• **GIVEN EXERCISE**: Every entry below must be repeated exactly; skip the pictures.

BEGIN EXCERPTED RECORDS

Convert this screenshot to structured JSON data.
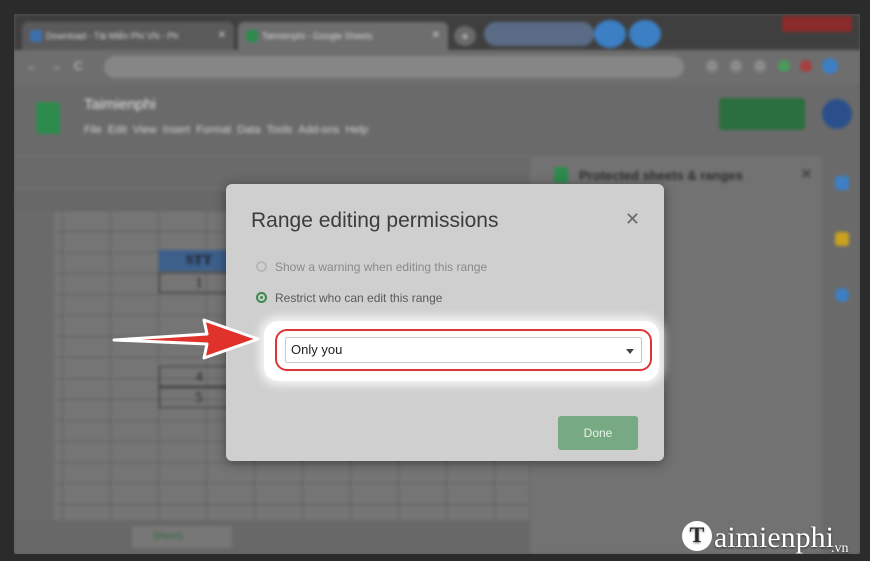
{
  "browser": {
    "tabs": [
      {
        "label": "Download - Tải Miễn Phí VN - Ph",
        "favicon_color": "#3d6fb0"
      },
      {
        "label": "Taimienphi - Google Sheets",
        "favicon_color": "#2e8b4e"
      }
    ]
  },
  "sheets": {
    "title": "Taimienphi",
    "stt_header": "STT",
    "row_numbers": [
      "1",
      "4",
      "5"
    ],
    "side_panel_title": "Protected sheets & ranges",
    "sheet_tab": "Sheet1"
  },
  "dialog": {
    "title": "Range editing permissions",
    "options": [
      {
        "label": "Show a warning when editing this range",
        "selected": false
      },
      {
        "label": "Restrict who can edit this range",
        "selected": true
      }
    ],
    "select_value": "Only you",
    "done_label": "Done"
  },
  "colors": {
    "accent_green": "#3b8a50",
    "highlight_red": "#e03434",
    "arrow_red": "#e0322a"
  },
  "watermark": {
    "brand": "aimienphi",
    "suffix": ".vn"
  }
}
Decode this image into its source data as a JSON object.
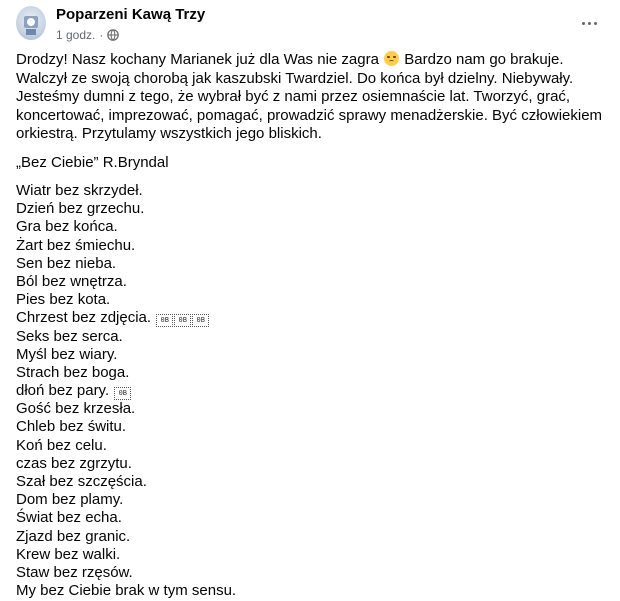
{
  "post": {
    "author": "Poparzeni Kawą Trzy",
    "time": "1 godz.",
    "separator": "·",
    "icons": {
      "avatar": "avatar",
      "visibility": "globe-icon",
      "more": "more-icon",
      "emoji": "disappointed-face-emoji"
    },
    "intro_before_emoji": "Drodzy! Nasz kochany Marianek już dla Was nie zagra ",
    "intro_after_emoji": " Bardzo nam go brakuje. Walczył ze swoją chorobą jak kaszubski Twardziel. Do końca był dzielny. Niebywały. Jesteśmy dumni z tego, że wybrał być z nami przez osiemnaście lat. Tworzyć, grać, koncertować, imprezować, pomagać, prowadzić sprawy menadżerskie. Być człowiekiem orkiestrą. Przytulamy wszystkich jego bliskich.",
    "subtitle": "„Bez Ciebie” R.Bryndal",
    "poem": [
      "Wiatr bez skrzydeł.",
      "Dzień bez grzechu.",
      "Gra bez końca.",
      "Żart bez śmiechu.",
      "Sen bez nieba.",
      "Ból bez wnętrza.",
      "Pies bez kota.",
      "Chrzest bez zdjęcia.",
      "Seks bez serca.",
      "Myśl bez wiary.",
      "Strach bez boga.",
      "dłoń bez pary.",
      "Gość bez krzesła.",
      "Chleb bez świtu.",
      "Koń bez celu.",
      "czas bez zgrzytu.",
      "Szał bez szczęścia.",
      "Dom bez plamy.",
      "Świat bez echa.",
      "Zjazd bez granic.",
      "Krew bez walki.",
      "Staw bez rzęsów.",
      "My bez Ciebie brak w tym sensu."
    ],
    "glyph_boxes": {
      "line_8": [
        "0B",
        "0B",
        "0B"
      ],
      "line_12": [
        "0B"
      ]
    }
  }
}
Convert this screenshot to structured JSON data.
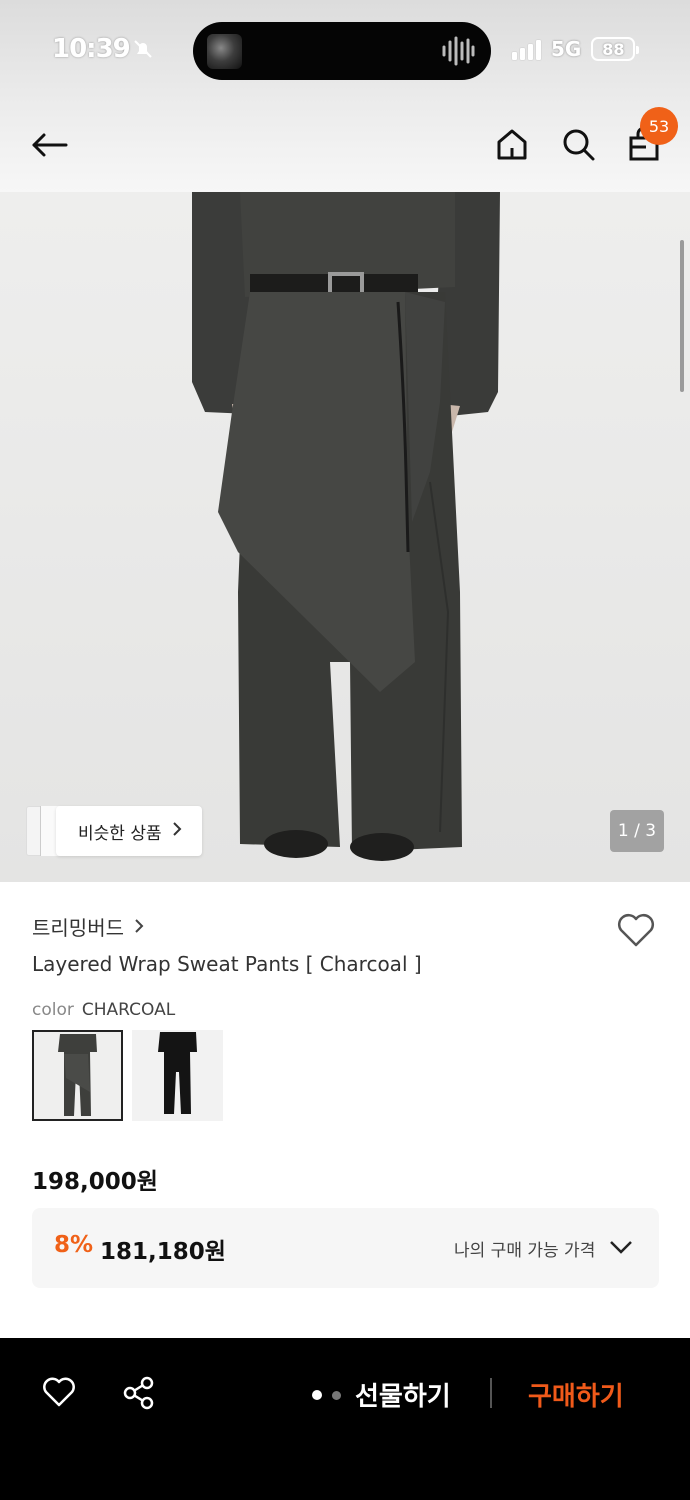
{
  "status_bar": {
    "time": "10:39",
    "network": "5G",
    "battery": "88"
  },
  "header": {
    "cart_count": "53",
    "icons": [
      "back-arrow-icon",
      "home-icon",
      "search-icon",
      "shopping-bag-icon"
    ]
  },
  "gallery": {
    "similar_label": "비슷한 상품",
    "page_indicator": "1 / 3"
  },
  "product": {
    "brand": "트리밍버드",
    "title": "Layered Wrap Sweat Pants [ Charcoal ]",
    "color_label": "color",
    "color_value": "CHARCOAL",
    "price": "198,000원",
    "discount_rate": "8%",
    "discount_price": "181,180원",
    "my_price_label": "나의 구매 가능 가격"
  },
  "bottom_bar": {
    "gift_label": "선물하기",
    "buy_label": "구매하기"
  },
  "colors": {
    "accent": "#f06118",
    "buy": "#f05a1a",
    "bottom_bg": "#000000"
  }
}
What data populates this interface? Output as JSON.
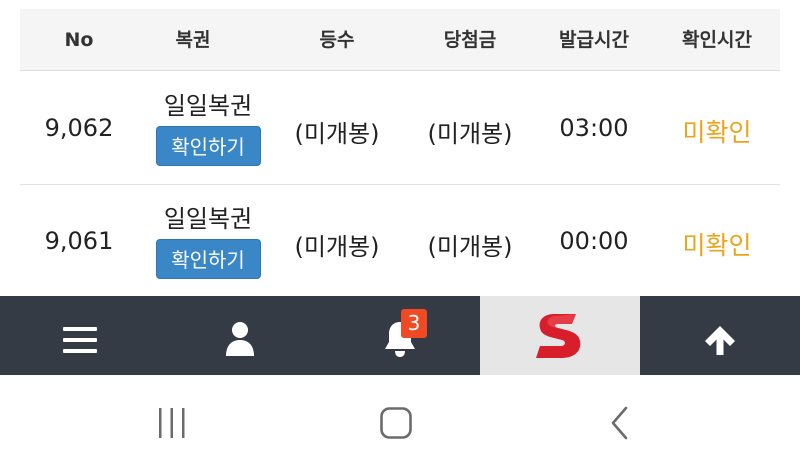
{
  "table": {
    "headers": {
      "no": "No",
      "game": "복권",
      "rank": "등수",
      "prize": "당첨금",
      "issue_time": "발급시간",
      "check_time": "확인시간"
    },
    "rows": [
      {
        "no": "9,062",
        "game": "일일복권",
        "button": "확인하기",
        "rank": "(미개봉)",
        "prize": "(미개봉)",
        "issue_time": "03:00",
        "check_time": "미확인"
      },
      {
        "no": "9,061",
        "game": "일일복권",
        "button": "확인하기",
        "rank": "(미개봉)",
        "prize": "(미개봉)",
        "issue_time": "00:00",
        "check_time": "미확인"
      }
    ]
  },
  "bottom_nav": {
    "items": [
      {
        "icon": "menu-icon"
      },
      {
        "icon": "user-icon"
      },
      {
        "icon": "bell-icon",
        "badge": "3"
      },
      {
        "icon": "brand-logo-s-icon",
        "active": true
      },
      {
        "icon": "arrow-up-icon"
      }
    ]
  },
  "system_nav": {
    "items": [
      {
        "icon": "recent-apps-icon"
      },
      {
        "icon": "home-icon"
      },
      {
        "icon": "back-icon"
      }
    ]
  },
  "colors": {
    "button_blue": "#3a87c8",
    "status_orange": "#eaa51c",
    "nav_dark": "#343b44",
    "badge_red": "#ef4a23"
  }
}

END EXCERPTED RECORDS

• **ANSWER FOR THE TASK**:
Convert this screenshot to structured JSON data.
{
  "browser": {
    "tabs": [
      {
        "label": "Download - Tải Miễn Phí VN - Ph",
        "favicon_color": "#3d6fb0"
      },
      {
        "label": "Taimienphi - Google Sheets",
        "favicon_color": "#2e8b4e"
      }
    ]
  },
  "sheets": {
    "title": "Taimienphi",
    "stt_header": "STT",
    "row_numbers": [
      "1",
      "4",
      "5"
    ],
    "side_panel_title": "Protected sheets & ranges",
    "sheet_tab": "Sheet1"
  },
  "dialog": {
    "title": "Range editing permissions",
    "options": [
      {
        "label": "Show a warning when editing this range",
        "selected": false
      },
      {
        "label": "Restrict who can edit this range",
        "selected": true
      }
    ],
    "select_value": "Only you",
    "done_label": "Done"
  },
  "colors": {
    "accent_green": "#3b8a50",
    "highlight_red": "#e03434",
    "arrow_red": "#e0322a"
  },
  "watermark": {
    "brand": "aimienphi",
    "suffix": ".vn"
  }
}
Decode this image into its source data as a JSON object.
{
  "post": {
    "author": "Poparzeni Kawą Trzy",
    "time": "1 godz.",
    "separator": "·",
    "icons": {
      "avatar": "avatar",
      "visibility": "globe-icon",
      "more": "more-icon",
      "emoji": "disappointed-face-emoji"
    },
    "intro_before_emoji": "Drodzy! Nasz kochany Marianek już dla Was nie zagra ",
    "intro_after_emoji": " Bardzo nam go brakuje. Walczył ze swoją chorobą jak kaszubski Twardziel. Do końca był dzielny. Niebywały. Jesteśmy dumni z tego, że wybrał być z nami przez osiemnaście lat. Tworzyć, grać, koncertować, imprezować, pomagać, prowadzić sprawy menadżerskie. Być człowiekiem orkiestrą. Przytulamy wszystkich jego bliskich.",
    "subtitle": "„Bez Ciebie” R.Bryndal",
    "poem": [
      "Wiatr bez skrzydeł.",
      "Dzień bez grzechu.",
      "Gra bez końca.",
      "Żart bez śmiechu.",
      "Sen bez nieba.",
      "Ból bez wnętrza.",
      "Pies bez kota.",
      "Chrzest bez zdjęcia.",
      "Seks bez serca.",
      "Myśl bez wiary.",
      "Strach bez boga.",
      "dłoń bez pary.",
      "Gość bez krzesła.",
      "Chleb bez świtu.",
      "Koń bez celu.",
      "czas bez zgrzytu.",
      "Szał bez szczęścia.",
      "Dom bez plamy.",
      "Świat bez echa.",
      "Zjazd bez granic.",
      "Krew bez walki.",
      "Staw bez rzęsów.",
      "My bez Ciebie brak w tym sensu."
    ],
    "glyph_boxes": {
      "line_8": [
        "0B",
        "0B",
        "0B"
      ],
      "line_12": [
        "0B"
      ]
    }
  }
}
Convert this screenshot to structured JSON data.
{
  "status_bar": {
    "time": "10:39",
    "network": "5G",
    "battery": "88"
  },
  "header": {
    "cart_count": "53",
    "icons": [
      "back-arrow-icon",
      "home-icon",
      "search-icon",
      "shopping-bag-icon"
    ]
  },
  "gallery": {
    "similar_label": "비슷한 상품",
    "page_indicator": "1 / 3"
  },
  "product": {
    "brand": "트리밍버드",
    "title": "Layered Wrap Sweat Pants [ Charcoal ]",
    "color_label": "color",
    "color_value": "CHARCOAL",
    "price": "198,000원",
    "discount_rate": "8%",
    "discount_price": "181,180원",
    "my_price_label": "나의 구매 가능 가격"
  },
  "bottom_bar": {
    "gift_label": "선물하기",
    "buy_label": "구매하기"
  },
  "colors": {
    "accent": "#f06118",
    "buy": "#f05a1a",
    "bottom_bg": "#000000"
  }
}
What data populates this interface? Output as JSON.
{
  "table": {
    "headers": {
      "no": "No",
      "game": "복권",
      "rank": "등수",
      "prize": "당첨금",
      "issue_time": "발급시간",
      "check_time": "확인시간"
    },
    "rows": [
      {
        "no": "9,062",
        "game": "일일복권",
        "button": "확인하기",
        "rank": "(미개봉)",
        "prize": "(미개봉)",
        "issue_time": "03:00",
        "check_time": "미확인"
      },
      {
        "no": "9,061",
        "game": "일일복권",
        "button": "확인하기",
        "rank": "(미개봉)",
        "prize": "(미개봉)",
        "issue_time": "00:00",
        "check_time": "미확인"
      }
    ]
  },
  "bottom_nav": {
    "items": [
      {
        "icon": "menu-icon"
      },
      {
        "icon": "user-icon"
      },
      {
        "icon": "bell-icon",
        "badge": "3"
      },
      {
        "icon": "brand-logo-s-icon",
        "active": true
      },
      {
        "icon": "arrow-up-icon"
      }
    ]
  },
  "system_nav": {
    "items": [
      {
        "icon": "recent-apps-icon"
      },
      {
        "icon": "home-icon"
      },
      {
        "icon": "back-icon"
      }
    ]
  },
  "colors": {
    "button_blue": "#3a87c8",
    "status_orange": "#eaa51c",
    "nav_dark": "#343b44",
    "badge_red": "#ef4a23"
  }
}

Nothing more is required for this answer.